Set problem
Will you write out, word for word, every line from the one with "Output the text content of this document." to the final line of the data below, with the pictures left out?

>> BEGIN Data extract

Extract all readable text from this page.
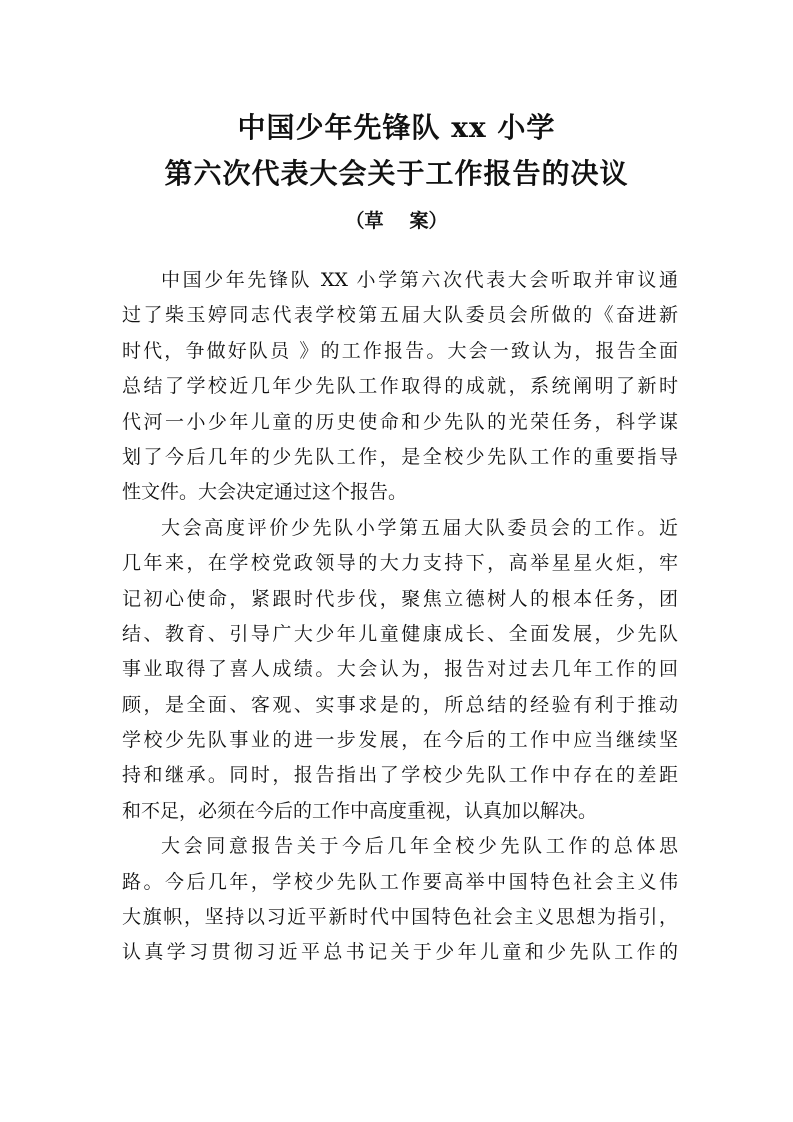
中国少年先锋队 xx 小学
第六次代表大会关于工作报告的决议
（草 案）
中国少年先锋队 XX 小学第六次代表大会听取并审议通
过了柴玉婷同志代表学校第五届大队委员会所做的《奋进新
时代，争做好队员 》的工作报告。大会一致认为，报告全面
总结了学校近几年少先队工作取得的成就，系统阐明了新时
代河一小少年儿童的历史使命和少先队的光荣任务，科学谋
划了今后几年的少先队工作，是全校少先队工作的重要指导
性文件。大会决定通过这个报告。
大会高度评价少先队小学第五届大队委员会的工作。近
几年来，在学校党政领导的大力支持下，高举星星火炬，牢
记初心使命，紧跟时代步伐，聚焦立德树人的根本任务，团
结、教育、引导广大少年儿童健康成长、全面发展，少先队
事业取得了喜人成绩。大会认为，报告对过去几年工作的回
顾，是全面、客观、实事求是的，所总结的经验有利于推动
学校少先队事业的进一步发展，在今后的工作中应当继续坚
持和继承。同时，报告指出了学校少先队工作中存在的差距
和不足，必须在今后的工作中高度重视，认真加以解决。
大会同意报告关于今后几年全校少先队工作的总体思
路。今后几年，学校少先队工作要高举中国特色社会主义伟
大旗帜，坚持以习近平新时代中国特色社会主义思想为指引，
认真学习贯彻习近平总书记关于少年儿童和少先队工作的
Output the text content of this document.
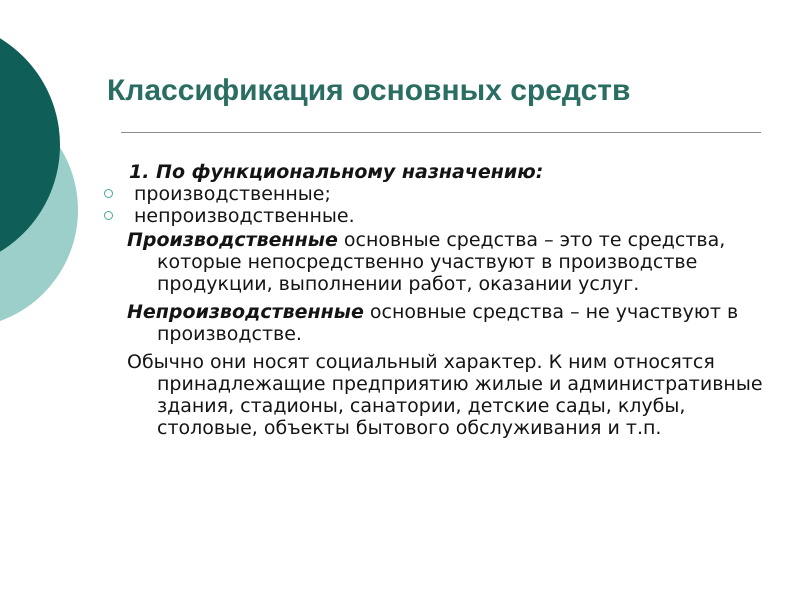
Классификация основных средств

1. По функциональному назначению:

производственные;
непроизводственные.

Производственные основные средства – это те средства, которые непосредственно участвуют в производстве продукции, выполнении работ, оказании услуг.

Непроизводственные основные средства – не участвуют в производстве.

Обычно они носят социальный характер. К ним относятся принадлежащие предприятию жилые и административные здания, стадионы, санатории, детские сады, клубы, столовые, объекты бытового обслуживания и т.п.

>> END Data extract

Solution for this task
Output the text content of this document.
Классификация основных средств

1. По функциональному назначению:

производственные;
непроизводственные.

Производственные основные средства – это те средства, которые непосредственно участвуют в производстве продукции, выполнении работ, оказании услуг.

Непроизводственные основные средства – не участвуют в производстве.

Обычно они носят социальный характер. К ним относятся принадлежащие предприятию жилые и административные здания, стадионы, санатории, детские сады, клубы, столовые, объекты бытового обслуживания и т.п.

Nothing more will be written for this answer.